▶ [Goal of the exercise]
Gather each line in the entries that includes the string "this".

▶ [Dataset entries]
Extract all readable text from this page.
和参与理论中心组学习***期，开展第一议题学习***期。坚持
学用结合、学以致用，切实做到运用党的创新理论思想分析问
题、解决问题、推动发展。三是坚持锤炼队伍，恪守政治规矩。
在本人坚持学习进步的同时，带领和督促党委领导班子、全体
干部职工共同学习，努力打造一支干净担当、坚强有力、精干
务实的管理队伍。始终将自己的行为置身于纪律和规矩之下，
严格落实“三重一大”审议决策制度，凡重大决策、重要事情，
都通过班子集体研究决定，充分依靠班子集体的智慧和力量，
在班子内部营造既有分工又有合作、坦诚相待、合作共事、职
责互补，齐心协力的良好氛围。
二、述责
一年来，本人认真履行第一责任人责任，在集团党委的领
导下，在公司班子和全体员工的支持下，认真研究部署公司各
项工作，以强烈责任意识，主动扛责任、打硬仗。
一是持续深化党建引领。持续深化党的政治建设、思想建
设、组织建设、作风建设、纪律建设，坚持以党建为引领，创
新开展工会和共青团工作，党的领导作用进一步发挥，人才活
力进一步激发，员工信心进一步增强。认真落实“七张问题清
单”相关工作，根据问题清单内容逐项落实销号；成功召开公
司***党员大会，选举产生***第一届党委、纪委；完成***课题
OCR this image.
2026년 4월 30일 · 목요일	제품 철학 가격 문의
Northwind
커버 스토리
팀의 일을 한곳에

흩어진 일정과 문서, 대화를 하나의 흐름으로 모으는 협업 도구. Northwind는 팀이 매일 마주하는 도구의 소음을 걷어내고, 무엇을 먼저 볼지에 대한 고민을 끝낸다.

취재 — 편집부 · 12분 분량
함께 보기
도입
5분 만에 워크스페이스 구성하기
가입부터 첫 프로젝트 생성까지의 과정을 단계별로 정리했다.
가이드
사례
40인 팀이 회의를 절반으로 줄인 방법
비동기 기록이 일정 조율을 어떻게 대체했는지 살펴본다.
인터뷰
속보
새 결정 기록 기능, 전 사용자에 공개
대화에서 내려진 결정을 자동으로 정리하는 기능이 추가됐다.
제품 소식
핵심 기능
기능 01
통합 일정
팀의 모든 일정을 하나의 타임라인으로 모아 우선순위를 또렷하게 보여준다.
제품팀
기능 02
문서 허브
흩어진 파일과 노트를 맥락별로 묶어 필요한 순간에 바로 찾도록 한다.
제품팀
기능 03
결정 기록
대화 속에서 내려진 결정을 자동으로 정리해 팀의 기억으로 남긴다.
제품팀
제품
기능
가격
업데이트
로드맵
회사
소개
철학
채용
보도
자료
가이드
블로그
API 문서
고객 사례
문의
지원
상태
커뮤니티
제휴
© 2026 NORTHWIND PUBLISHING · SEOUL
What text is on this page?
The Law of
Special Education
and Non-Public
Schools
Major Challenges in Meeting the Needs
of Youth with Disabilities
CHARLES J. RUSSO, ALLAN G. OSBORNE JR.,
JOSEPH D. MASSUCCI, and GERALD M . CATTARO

▶ [Result of the exercise]
Extract all readable text from this page.
OCR this image.
What text is on this page?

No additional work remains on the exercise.